EXERCISE:
Copy out only the lines running from the one that contains "Parse this screenshot: output" through the end of the listing. Pictures stay out.

DATASET ROWS:

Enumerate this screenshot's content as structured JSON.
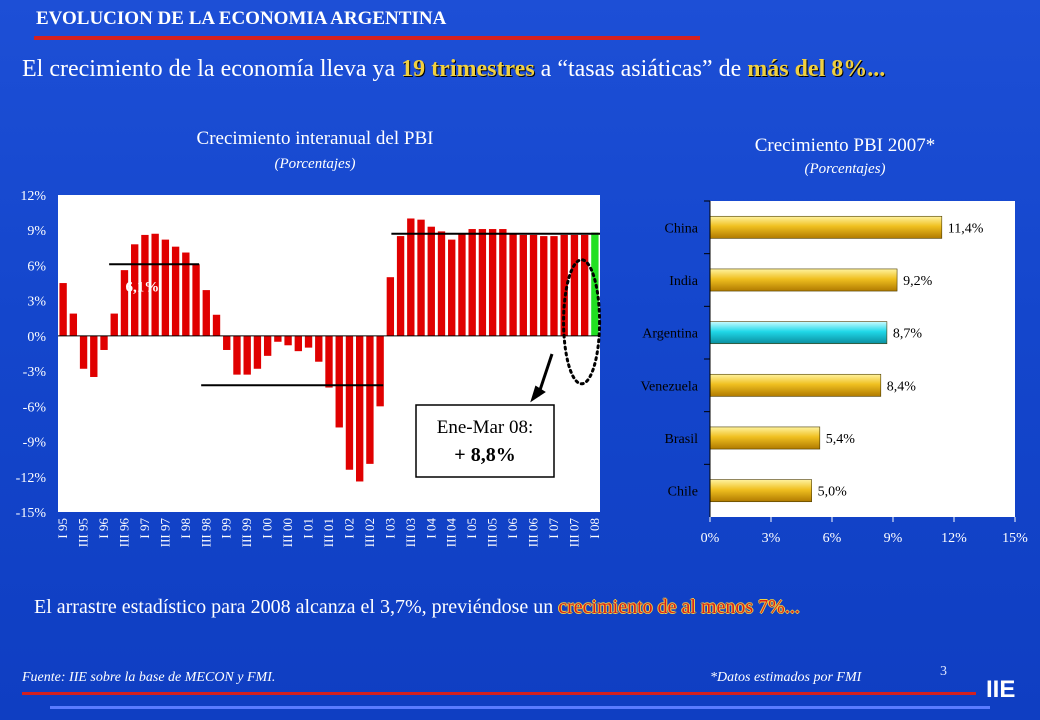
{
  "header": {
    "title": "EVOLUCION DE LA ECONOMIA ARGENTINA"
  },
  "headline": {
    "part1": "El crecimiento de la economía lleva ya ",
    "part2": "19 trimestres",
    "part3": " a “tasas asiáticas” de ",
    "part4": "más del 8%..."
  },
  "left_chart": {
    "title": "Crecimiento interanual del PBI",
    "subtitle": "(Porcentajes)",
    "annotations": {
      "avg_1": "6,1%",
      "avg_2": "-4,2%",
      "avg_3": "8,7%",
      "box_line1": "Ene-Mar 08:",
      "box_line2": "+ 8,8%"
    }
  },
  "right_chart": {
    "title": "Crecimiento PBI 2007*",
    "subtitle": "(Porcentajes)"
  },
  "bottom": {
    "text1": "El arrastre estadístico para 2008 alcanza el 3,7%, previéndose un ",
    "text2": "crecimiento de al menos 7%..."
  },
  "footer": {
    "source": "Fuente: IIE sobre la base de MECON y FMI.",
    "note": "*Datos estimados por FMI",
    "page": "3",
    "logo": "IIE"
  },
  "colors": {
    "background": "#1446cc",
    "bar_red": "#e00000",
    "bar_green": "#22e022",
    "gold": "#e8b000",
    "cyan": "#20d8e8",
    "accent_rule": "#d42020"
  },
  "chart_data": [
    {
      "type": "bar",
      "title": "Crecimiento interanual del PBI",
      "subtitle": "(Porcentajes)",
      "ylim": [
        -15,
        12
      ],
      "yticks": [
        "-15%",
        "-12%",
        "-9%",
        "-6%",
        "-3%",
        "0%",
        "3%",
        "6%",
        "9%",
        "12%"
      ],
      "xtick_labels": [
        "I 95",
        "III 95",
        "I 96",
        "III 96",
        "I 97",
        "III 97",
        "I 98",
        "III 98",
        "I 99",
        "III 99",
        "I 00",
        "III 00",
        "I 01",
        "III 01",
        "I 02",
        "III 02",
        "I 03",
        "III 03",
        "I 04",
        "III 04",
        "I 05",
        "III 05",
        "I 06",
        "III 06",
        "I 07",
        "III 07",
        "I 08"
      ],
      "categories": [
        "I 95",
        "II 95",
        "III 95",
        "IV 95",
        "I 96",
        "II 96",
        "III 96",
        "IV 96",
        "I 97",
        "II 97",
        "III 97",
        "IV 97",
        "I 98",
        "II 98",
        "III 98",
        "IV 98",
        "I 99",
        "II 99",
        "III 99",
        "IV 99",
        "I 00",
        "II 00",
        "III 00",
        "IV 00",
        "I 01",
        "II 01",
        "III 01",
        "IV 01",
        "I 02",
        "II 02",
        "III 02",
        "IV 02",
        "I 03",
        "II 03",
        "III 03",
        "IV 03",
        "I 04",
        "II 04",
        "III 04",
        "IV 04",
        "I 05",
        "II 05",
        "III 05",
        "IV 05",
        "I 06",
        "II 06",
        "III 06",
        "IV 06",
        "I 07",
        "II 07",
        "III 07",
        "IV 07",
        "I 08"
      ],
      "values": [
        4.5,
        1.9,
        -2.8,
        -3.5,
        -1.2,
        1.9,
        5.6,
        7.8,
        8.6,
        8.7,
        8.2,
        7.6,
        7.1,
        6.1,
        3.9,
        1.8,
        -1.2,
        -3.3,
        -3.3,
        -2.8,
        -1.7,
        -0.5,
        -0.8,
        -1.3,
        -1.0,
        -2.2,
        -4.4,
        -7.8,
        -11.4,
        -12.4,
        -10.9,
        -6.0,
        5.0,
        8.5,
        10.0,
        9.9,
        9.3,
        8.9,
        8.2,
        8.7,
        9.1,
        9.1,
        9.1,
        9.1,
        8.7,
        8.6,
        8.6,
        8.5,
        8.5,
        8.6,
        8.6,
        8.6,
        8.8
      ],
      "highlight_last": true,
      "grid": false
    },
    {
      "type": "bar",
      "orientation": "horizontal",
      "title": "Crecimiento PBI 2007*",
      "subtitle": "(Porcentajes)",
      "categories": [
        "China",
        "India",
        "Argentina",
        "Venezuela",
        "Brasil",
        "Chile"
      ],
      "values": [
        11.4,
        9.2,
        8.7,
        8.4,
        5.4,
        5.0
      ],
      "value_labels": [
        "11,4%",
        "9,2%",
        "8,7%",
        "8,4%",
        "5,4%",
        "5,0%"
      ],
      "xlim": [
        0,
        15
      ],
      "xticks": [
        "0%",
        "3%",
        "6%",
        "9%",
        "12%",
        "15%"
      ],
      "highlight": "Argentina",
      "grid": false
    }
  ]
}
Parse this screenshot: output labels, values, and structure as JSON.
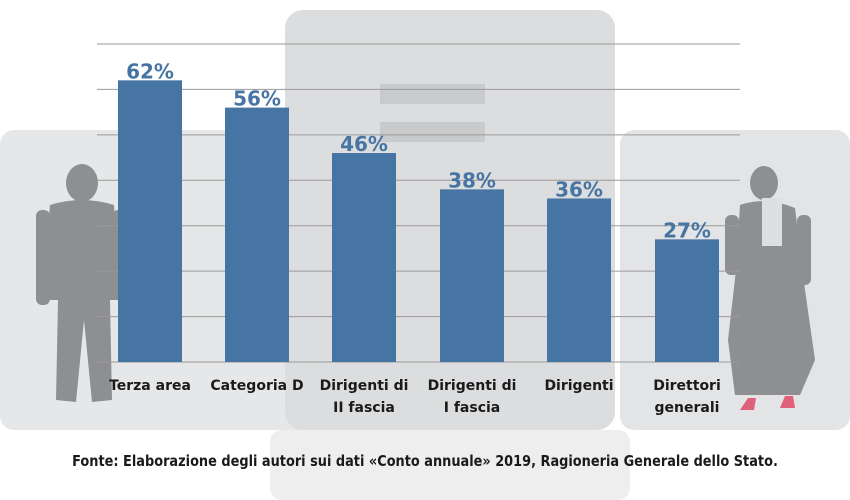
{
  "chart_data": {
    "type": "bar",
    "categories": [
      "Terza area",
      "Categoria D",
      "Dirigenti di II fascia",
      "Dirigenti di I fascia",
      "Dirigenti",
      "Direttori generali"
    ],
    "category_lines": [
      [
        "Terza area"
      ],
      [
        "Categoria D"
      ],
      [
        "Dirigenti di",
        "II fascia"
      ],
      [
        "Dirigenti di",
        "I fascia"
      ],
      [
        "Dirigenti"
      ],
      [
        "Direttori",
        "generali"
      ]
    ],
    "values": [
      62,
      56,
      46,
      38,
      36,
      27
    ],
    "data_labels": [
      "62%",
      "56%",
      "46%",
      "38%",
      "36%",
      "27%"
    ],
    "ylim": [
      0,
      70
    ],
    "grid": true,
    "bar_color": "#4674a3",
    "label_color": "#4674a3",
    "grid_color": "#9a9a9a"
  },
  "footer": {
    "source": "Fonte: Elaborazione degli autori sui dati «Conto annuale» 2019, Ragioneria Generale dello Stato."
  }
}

RESULT OF THE TASK:
Parse this screenshot: output labels, values, and structure as JSON.
{
  "chart_data": {
    "type": "bar",
    "categories": [
      "Terza area",
      "Categoria D",
      "Dirigenti di II fascia",
      "Dirigenti di I fascia",
      "Dirigenti",
      "Direttori generali"
    ],
    "category_lines": [
      [
        "Terza area"
      ],
      [
        "Categoria D"
      ],
      [
        "Dirigenti di",
        "II fascia"
      ],
      [
        "Dirigenti di",
        "I fascia"
      ],
      [
        "Dirigenti"
      ],
      [
        "Direttori",
        "generali"
      ]
    ],
    "values": [
      62,
      56,
      46,
      38,
      36,
      27
    ],
    "data_labels": [
      "62%",
      "56%",
      "46%",
      "38%",
      "36%",
      "27%"
    ],
    "ylim": [
      0,
      70
    ],
    "grid": true,
    "bar_color": "#4674a3",
    "label_color": "#4674a3",
    "grid_color": "#9a9a9a"
  },
  "footer": {
    "source": "Fonte: Elaborazione degli autori sui dati «Conto annuale» 2019, Ragioneria Generale dello Stato."
  }
}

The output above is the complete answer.